Set task: From the listing, collect all lines containing the word "ylabel".

(Collected data)

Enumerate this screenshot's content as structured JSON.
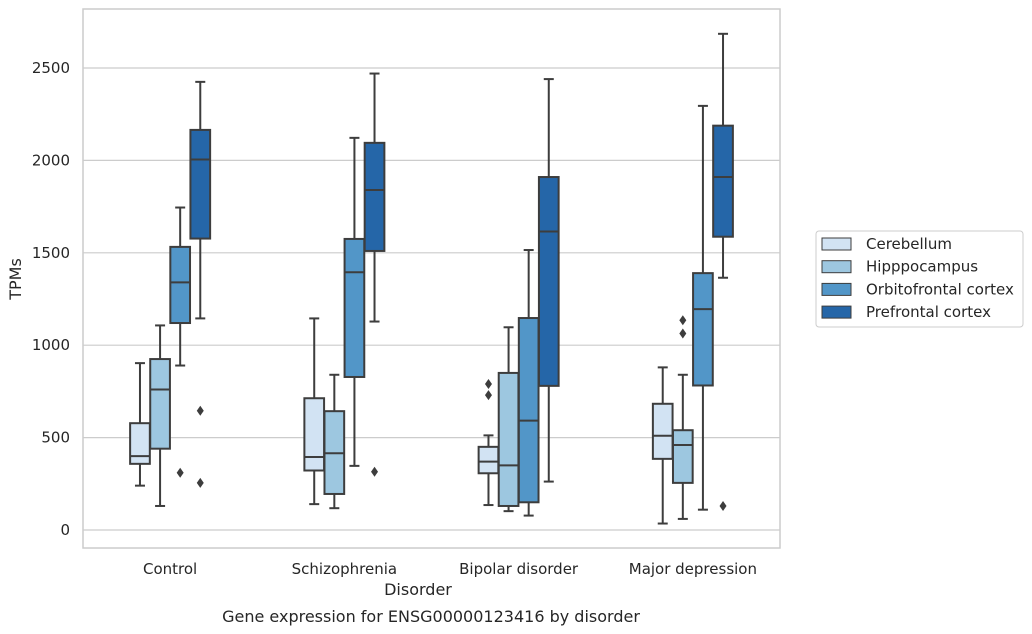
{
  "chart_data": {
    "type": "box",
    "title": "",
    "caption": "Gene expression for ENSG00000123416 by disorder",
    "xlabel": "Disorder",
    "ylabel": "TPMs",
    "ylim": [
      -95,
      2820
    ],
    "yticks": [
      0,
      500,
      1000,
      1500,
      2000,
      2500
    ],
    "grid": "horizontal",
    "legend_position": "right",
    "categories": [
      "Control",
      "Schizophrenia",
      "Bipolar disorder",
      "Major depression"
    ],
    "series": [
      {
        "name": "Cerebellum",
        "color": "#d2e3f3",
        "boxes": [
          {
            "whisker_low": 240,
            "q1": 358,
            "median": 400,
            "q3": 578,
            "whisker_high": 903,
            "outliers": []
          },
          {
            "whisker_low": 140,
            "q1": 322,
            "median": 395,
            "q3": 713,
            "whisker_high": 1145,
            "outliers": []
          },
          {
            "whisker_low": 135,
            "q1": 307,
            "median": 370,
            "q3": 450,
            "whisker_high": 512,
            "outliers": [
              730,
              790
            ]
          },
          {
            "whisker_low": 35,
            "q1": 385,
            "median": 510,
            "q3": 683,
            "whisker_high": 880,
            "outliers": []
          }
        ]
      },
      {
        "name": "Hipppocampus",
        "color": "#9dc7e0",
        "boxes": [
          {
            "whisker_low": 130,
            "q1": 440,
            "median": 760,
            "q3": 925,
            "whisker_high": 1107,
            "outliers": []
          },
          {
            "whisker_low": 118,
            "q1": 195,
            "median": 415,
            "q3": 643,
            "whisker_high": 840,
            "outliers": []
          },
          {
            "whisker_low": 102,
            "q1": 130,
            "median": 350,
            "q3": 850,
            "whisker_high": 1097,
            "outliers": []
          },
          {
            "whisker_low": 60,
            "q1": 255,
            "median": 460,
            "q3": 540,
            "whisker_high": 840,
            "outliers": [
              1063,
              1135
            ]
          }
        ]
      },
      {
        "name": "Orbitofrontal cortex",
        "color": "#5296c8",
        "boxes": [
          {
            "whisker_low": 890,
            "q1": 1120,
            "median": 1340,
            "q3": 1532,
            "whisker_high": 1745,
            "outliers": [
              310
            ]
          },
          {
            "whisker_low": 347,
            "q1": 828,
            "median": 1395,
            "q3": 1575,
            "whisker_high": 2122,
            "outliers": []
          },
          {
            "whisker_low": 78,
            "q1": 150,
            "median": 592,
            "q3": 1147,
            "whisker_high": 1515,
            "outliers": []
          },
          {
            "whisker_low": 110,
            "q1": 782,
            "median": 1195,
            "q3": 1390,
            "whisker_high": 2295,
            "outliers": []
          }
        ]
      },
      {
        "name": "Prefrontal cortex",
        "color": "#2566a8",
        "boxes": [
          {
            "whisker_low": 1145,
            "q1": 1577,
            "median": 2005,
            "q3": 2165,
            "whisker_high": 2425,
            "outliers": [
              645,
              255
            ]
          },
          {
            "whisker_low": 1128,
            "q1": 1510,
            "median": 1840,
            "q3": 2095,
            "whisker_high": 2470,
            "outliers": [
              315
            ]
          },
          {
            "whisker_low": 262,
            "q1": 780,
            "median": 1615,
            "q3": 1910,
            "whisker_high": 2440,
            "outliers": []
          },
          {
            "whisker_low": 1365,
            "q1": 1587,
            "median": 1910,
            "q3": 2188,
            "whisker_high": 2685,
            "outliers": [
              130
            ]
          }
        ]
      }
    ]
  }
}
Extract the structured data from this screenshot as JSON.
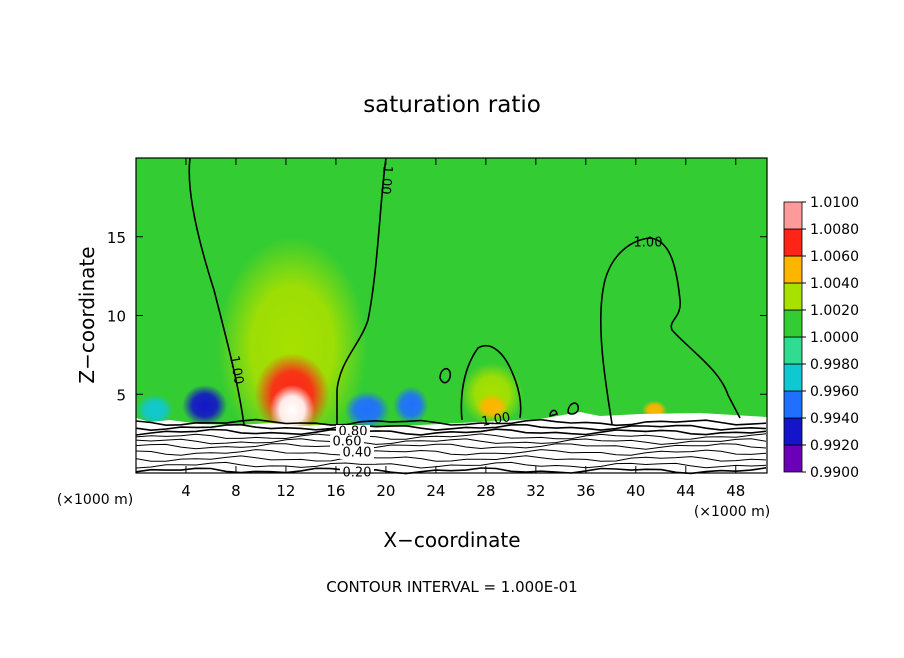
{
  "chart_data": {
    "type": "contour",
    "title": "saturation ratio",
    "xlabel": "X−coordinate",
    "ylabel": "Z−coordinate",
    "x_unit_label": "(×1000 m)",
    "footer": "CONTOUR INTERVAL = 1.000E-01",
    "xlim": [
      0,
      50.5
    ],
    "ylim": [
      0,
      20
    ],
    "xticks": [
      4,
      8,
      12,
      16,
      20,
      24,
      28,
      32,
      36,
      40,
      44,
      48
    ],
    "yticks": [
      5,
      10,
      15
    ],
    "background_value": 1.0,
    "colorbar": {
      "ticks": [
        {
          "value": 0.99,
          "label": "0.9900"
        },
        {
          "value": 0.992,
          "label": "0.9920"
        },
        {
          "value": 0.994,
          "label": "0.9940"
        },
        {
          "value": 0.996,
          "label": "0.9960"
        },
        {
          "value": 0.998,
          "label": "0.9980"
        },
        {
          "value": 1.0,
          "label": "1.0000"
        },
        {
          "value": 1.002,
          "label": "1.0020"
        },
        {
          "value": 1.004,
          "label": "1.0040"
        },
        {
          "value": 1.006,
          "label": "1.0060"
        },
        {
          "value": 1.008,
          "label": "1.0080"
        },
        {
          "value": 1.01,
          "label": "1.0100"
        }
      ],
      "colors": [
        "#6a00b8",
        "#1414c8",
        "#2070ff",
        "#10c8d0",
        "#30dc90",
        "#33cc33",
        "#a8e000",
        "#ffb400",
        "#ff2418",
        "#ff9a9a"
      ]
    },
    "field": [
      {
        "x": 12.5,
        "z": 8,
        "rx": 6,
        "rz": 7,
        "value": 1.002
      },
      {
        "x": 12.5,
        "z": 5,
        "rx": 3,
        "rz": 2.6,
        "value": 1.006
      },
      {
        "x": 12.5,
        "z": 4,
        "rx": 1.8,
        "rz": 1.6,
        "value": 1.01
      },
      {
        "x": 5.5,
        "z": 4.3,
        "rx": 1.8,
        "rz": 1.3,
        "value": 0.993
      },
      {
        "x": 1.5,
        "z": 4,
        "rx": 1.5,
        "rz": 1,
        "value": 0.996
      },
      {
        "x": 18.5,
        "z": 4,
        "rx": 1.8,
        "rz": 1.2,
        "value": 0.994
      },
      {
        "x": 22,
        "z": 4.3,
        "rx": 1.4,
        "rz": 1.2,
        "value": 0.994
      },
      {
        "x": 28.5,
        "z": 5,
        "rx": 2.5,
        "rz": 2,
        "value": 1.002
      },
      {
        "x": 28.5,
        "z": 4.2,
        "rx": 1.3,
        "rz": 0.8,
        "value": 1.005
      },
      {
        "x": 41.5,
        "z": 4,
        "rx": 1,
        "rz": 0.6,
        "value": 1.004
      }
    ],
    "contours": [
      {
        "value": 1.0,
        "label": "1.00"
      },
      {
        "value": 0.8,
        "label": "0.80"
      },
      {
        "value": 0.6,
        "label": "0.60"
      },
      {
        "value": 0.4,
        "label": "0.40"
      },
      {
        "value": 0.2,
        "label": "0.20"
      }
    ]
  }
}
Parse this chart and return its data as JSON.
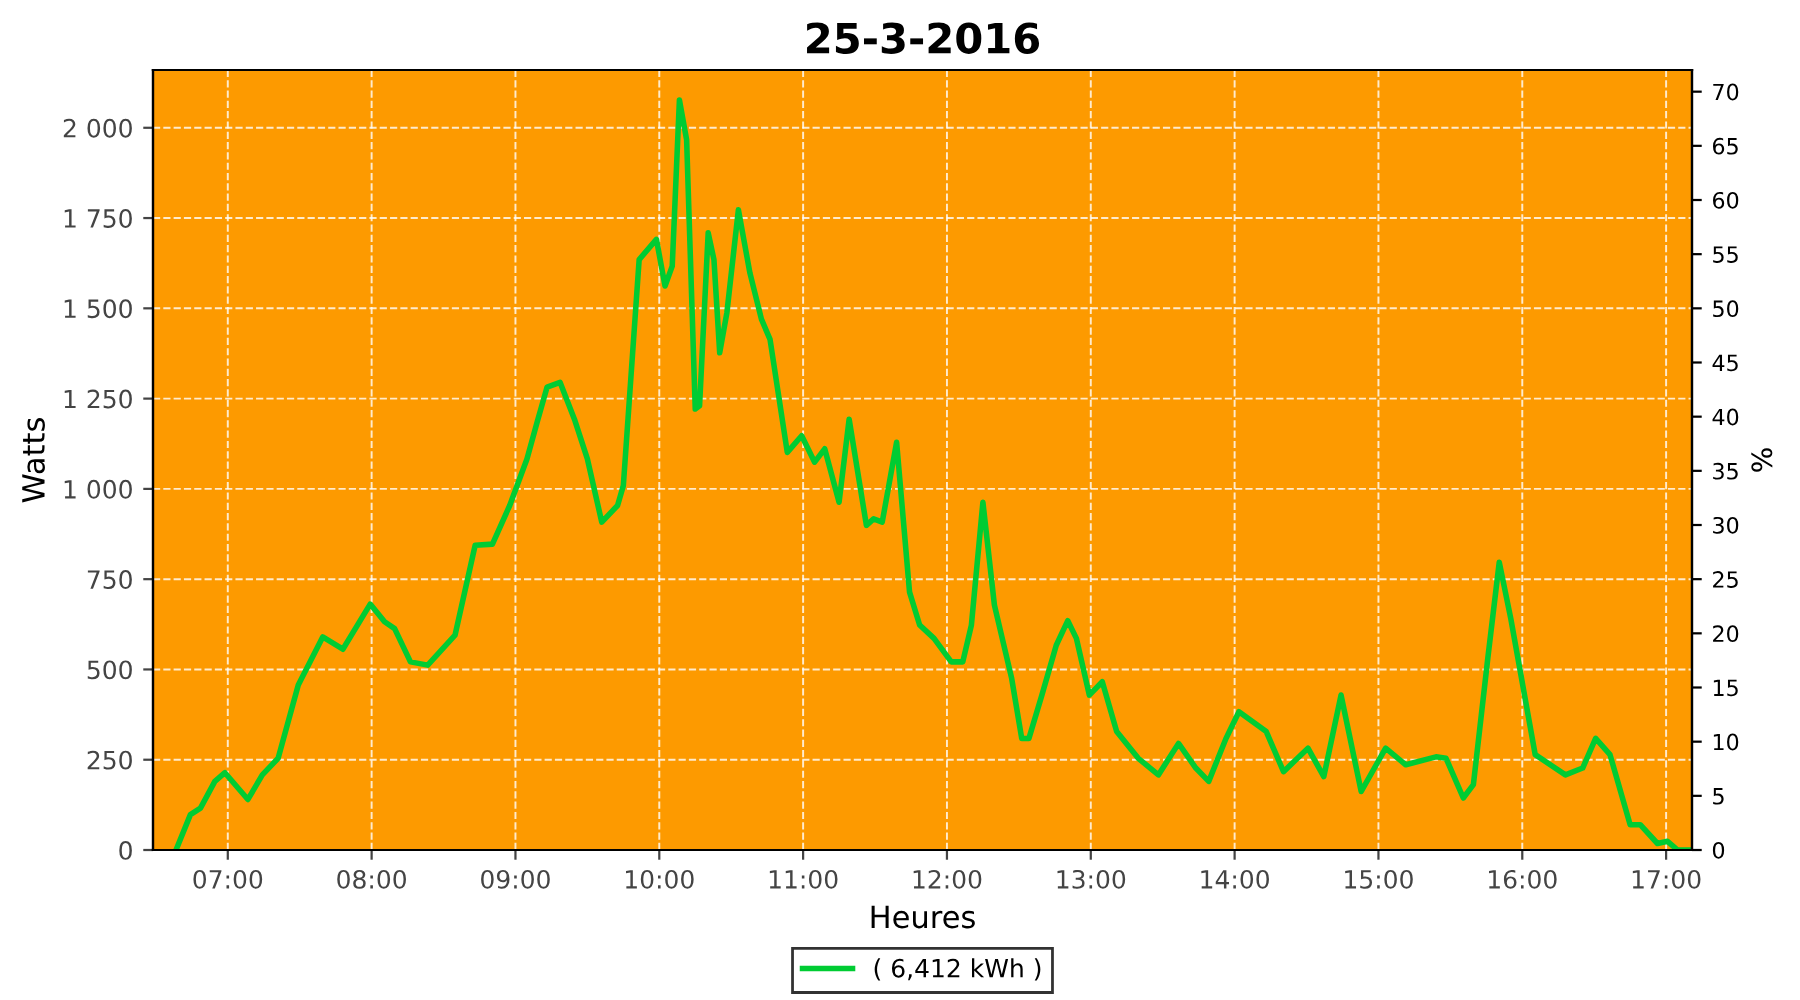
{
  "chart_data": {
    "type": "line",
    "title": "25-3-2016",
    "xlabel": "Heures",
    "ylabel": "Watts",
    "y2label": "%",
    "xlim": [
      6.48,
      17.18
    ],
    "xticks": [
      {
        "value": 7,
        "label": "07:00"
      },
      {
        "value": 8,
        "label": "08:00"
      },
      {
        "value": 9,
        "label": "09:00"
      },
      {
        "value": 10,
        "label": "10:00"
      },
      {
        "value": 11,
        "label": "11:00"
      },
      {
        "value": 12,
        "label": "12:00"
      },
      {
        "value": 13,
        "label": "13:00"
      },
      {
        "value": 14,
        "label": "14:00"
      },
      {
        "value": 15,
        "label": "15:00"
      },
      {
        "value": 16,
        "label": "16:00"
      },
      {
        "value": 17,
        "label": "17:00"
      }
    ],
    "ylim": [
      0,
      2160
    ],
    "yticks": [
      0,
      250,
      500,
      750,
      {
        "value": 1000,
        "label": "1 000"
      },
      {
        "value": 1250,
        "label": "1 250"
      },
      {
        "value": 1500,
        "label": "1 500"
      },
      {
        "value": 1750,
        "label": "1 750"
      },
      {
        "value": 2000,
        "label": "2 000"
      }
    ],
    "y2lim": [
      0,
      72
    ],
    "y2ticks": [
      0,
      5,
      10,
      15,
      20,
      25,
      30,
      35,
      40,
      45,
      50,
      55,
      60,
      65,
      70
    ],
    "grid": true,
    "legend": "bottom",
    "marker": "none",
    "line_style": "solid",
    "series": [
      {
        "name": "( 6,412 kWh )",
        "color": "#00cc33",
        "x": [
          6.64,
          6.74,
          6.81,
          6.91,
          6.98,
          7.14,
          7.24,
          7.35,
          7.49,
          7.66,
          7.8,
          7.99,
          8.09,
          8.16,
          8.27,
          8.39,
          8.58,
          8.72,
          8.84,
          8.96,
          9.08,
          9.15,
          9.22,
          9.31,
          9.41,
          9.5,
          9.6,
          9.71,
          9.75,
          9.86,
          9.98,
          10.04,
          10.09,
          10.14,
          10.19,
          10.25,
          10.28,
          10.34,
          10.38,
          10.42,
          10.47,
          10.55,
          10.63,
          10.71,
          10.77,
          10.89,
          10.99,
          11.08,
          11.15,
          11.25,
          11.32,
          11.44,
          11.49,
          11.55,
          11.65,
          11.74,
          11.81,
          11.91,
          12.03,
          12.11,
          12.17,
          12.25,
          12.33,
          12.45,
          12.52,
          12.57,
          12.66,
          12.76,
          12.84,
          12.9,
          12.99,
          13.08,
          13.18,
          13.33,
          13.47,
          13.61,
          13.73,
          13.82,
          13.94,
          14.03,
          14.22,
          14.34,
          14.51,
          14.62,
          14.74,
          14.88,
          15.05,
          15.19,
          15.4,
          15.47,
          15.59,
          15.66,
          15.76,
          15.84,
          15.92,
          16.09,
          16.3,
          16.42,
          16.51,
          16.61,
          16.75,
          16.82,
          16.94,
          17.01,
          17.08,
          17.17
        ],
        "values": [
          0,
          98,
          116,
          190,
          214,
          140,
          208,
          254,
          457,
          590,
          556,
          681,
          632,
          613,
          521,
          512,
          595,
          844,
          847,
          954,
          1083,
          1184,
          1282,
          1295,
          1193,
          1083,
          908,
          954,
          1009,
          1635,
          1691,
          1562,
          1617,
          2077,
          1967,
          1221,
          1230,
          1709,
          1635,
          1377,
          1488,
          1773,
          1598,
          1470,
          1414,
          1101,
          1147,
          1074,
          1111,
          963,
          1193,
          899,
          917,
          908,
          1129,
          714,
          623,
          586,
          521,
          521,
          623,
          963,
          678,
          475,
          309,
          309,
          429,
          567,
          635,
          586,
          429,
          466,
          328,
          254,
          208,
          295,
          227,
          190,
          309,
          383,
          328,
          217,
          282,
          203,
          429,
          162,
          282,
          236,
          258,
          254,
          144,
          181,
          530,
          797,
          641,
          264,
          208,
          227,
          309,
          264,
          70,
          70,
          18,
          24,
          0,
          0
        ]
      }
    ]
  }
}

Answer to the task:
    "ylabel": "TPMs",
    "ylabel": "Z−coordinate",
    "ylabel": "Watts",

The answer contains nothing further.